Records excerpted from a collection

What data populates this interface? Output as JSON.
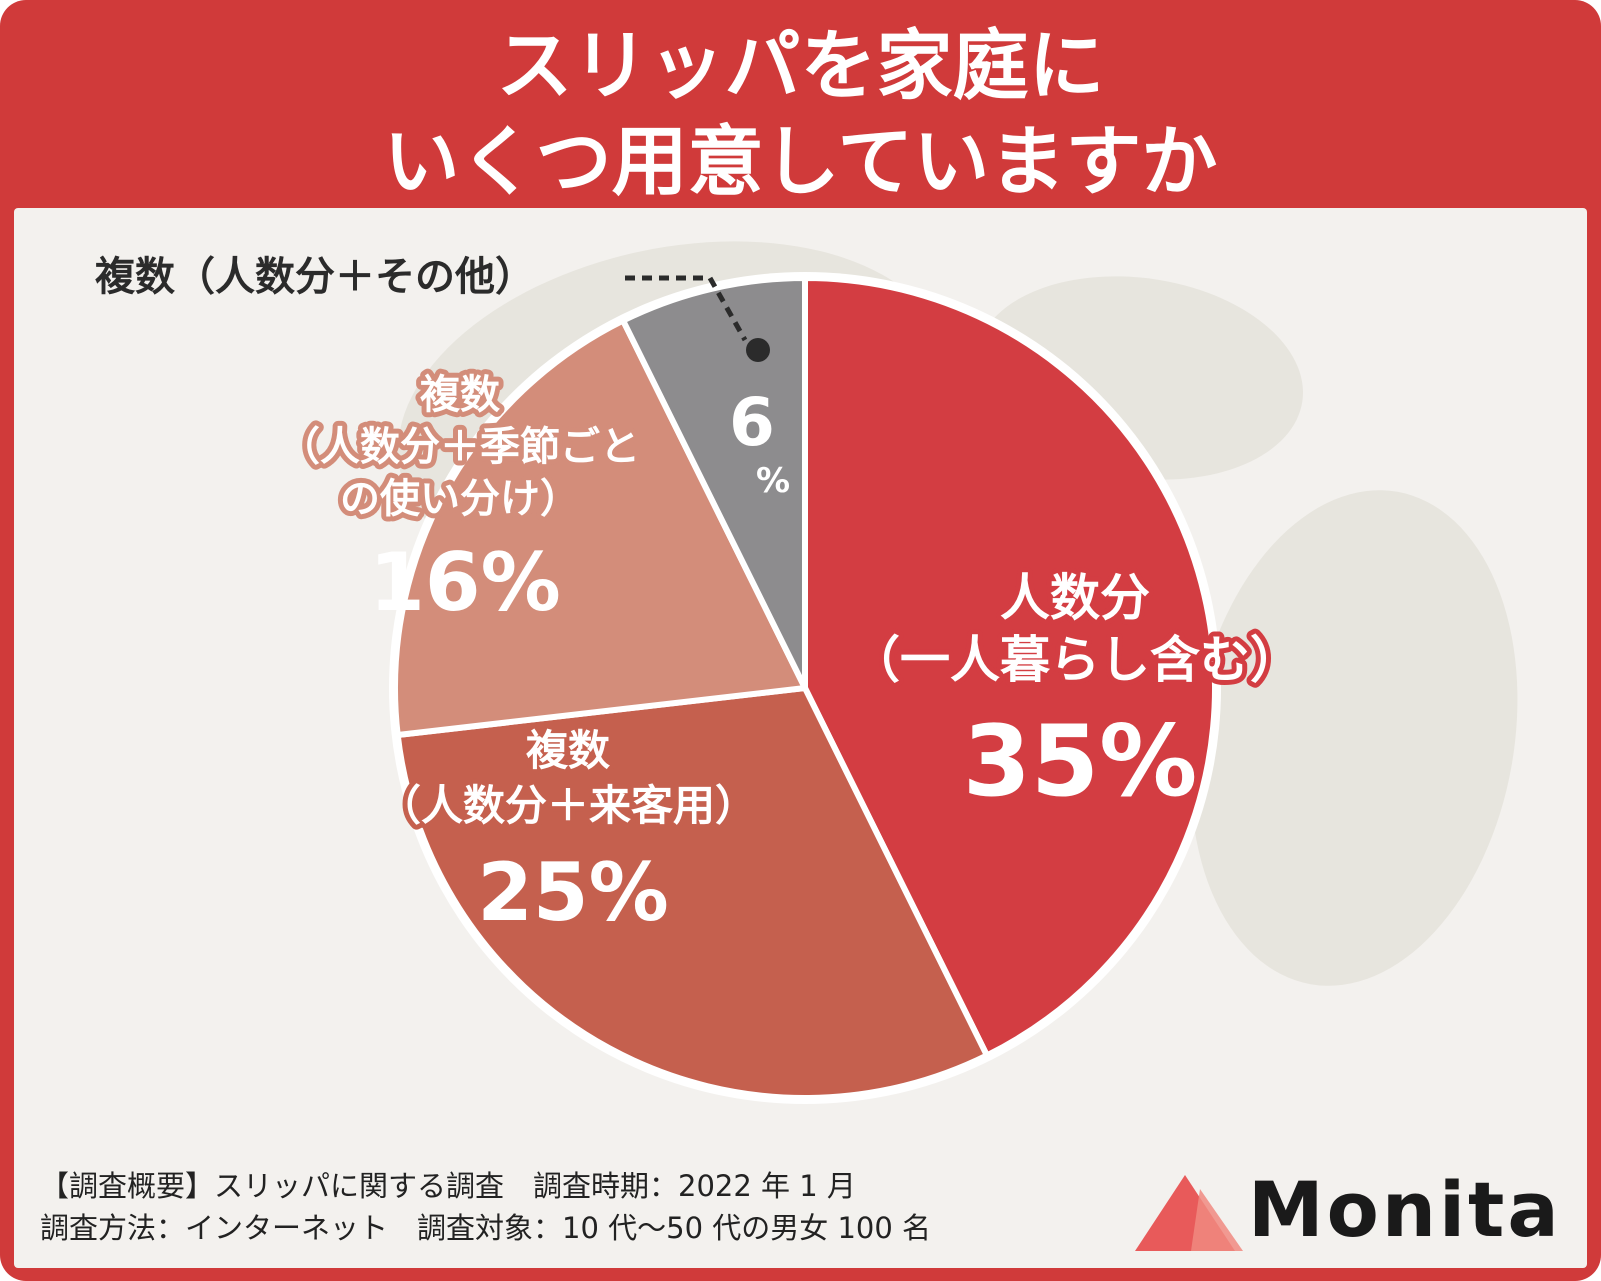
{
  "header": {
    "title_line1": "スリッパを家庭に",
    "title_line2": "いくつ用意していますか"
  },
  "chart_data": {
    "type": "pie",
    "title": "スリッパを家庭にいくつ用意していますか",
    "slices": [
      {
        "label_lines": [
          "人数分",
          "（一人暮らし含む）"
        ],
        "value": 35,
        "value_label": "35%",
        "color": "#d33d42"
      },
      {
        "label_lines": [
          "複数",
          "（人数分＋来客用）"
        ],
        "value": 25,
        "value_label": "25%",
        "color": "#c5604e"
      },
      {
        "label_lines": [
          "複数",
          "（人数分＋季節ごと",
          "の使い分け）"
        ],
        "value": 16,
        "value_label": "16%",
        "color": "#d38d7a"
      },
      {
        "label_lines": [
          "複数（人数分＋その他）"
        ],
        "value": 6,
        "value_label": "6%",
        "color": "#8d8c8e"
      }
    ],
    "legend": "none"
  },
  "footer": {
    "line1": "【調査概要】スリッパに関する調査　調査時期：2022 年 1 月",
    "line2": "調査方法：インターネット　調査対象：10 代〜50 代の男女 100 名"
  },
  "logo": {
    "text": "Monita",
    "color": "#e85a5a"
  }
}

• Task requirements
Print the entries above exactly, taking out only the pictures.

• Output for this exercise
What data populates this interface? Output as JSON.
{
  "header": {
    "title_line1": "スリッパを家庭に",
    "title_line2": "いくつ用意していますか"
  },
  "chart_data": {
    "type": "pie",
    "title": "スリッパを家庭にいくつ用意していますか",
    "slices": [
      {
        "label_lines": [
          "人数分",
          "（一人暮らし含む）"
        ],
        "value": 35,
        "value_label": "35%",
        "color": "#d33d42"
      },
      {
        "label_lines": [
          "複数",
          "（人数分＋来客用）"
        ],
        "value": 25,
        "value_label": "25%",
        "color": "#c5604e"
      },
      {
        "label_lines": [
          "複数",
          "（人数分＋季節ごと",
          "の使い分け）"
        ],
        "value": 16,
        "value_label": "16%",
        "color": "#d38d7a"
      },
      {
        "label_lines": [
          "複数（人数分＋その他）"
        ],
        "value": 6,
        "value_label": "6%",
        "color": "#8d8c8e"
      }
    ],
    "legend": "none"
  },
  "footer": {
    "line1": "【調査概要】スリッパに関する調査　調査時期：2022 年 1 月",
    "line2": "調査方法：インターネット　調査対象：10 代〜50 代の男女 100 名"
  },
  "logo": {
    "text": "Monita",
    "color": "#e85a5a"
  }
}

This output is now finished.